Some records:

• • • • • • •

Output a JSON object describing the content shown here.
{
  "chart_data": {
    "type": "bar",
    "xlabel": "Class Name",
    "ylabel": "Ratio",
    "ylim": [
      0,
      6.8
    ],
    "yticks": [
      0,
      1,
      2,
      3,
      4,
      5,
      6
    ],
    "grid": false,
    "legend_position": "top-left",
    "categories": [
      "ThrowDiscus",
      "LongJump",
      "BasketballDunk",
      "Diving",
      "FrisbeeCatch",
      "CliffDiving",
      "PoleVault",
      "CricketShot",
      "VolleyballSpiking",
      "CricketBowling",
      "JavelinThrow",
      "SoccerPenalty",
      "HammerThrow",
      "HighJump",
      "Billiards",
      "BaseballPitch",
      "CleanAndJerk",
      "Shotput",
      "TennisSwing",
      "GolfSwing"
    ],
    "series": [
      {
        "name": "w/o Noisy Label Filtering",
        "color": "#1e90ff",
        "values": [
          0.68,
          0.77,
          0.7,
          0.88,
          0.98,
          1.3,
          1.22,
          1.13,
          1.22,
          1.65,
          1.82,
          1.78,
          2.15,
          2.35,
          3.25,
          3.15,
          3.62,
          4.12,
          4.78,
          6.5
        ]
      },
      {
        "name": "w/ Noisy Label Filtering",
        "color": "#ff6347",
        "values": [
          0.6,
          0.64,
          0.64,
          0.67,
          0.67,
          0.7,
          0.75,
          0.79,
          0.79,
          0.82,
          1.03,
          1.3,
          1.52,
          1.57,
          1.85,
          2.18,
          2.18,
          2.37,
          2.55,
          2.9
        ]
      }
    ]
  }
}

• • • • • • •

§ EXERCISE AIM
Return the entries above exactly, each one complete.

§ THE RESPONSE
Output a JSON object describing the content shown here.
{
  "chart_data": {
    "type": "bar",
    "xlabel": "Class Name",
    "ylabel": "Ratio",
    "ylim": [
      0,
      6.8
    ],
    "yticks": [
      0,
      1,
      2,
      3,
      4,
      5,
      6
    ],
    "grid": false,
    "legend_position": "top-left",
    "categories": [
      "ThrowDiscus",
      "LongJump",
      "BasketballDunk",
      "Diving",
      "FrisbeeCatch",
      "CliffDiving",
      "PoleVault",
      "CricketShot",
      "VolleyballSpiking",
      "CricketBowling",
      "JavelinThrow",
      "SoccerPenalty",
      "HammerThrow",
      "HighJump",
      "Billiards",
      "BaseballPitch",
      "CleanAndJerk",
      "Shotput",
      "TennisSwing",
      "GolfSwing"
    ],
    "series": [
      {
        "name": "w/o Noisy Label Filtering",
        "color": "#1e90ff",
        "values": [
          0.68,
          0.77,
          0.7,
          0.88,
          0.98,
          1.3,
          1.22,
          1.13,
          1.22,
          1.65,
          1.82,
          1.78,
          2.15,
          2.35,
          3.25,
          3.15,
          3.62,
          4.12,
          4.78,
          6.5
        ]
      },
      {
        "name": "w/ Noisy Label Filtering",
        "color": "#ff6347",
        "values": [
          0.6,
          0.64,
          0.64,
          0.67,
          0.67,
          0.7,
          0.75,
          0.79,
          0.79,
          0.82,
          1.03,
          1.3,
          1.52,
          1.57,
          1.85,
          2.18,
          2.18,
          2.37,
          2.55,
          2.9
        ]
      }
    ]
  }
}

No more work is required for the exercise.